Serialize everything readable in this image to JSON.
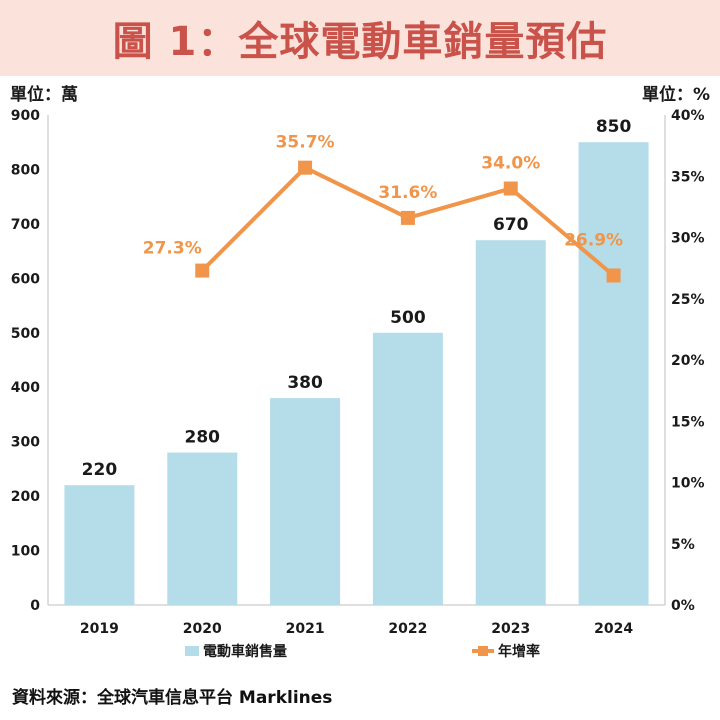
{
  "title": "圖 1：全球電動車銷量預估",
  "unit_left": "單位：萬",
  "unit_right": "單位：%",
  "source": "資料來源：全球汽車信息平台 Marklines",
  "colors": {
    "bar": "#b5dde9",
    "line": "#f0954a",
    "title": "#c9524a",
    "banner": "#fbe3dc"
  },
  "chart_data": {
    "type": "bar",
    "categories": [
      "2019",
      "2020",
      "2021",
      "2022",
      "2023",
      "2024"
    ],
    "series": [
      {
        "name": "電動車銷售量",
        "type": "bar",
        "axis": "left",
        "values": [
          220,
          280,
          380,
          500,
          670,
          850
        ],
        "labels": [
          "220",
          "280",
          "380",
          "500",
          "670",
          "850"
        ]
      },
      {
        "name": "年增率",
        "type": "line",
        "axis": "right",
        "values": [
          null,
          27.3,
          35.7,
          31.6,
          34.0,
          26.9
        ],
        "labels": [
          "",
          "27.3%",
          "35.7%",
          "31.6%",
          "34.0%",
          "26.9%"
        ]
      }
    ],
    "y_left": {
      "min": 0,
      "max": 900,
      "ticks": [
        "0",
        "100",
        "200",
        "300",
        "400",
        "500",
        "600",
        "700",
        "800",
        "900"
      ]
    },
    "y_right": {
      "min": 0,
      "max": 40,
      "ticks": [
        "0%",
        "5%",
        "10%",
        "15%",
        "20%",
        "25%",
        "30%",
        "35%",
        "40%"
      ]
    },
    "legend_position": "bottom",
    "grid": false
  }
}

===

Work instructions: Copy the records above exactly, leaving out every picture.

Exercise response:
Serialize everything readable in this image to JSON.
{
  "title": "圖 1：全球電動車銷量預估",
  "unit_left": "單位：萬",
  "unit_right": "單位：%",
  "source": "資料來源：全球汽車信息平台 Marklines",
  "colors": {
    "bar": "#b5dde9",
    "line": "#f0954a",
    "title": "#c9524a",
    "banner": "#fbe3dc"
  },
  "chart_data": {
    "type": "bar",
    "categories": [
      "2019",
      "2020",
      "2021",
      "2022",
      "2023",
      "2024"
    ],
    "series": [
      {
        "name": "電動車銷售量",
        "type": "bar",
        "axis": "left",
        "values": [
          220,
          280,
          380,
          500,
          670,
          850
        ],
        "labels": [
          "220",
          "280",
          "380",
          "500",
          "670",
          "850"
        ]
      },
      {
        "name": "年增率",
        "type": "line",
        "axis": "right",
        "values": [
          null,
          27.3,
          35.7,
          31.6,
          34.0,
          26.9
        ],
        "labels": [
          "",
          "27.3%",
          "35.7%",
          "31.6%",
          "34.0%",
          "26.9%"
        ]
      }
    ],
    "y_left": {
      "min": 0,
      "max": 900,
      "ticks": [
        "0",
        "100",
        "200",
        "300",
        "400",
        "500",
        "600",
        "700",
        "800",
        "900"
      ]
    },
    "y_right": {
      "min": 0,
      "max": 40,
      "ticks": [
        "0%",
        "5%",
        "10%",
        "15%",
        "20%",
        "25%",
        "30%",
        "35%",
        "40%"
      ]
    },
    "legend_position": "bottom",
    "grid": false
  }
}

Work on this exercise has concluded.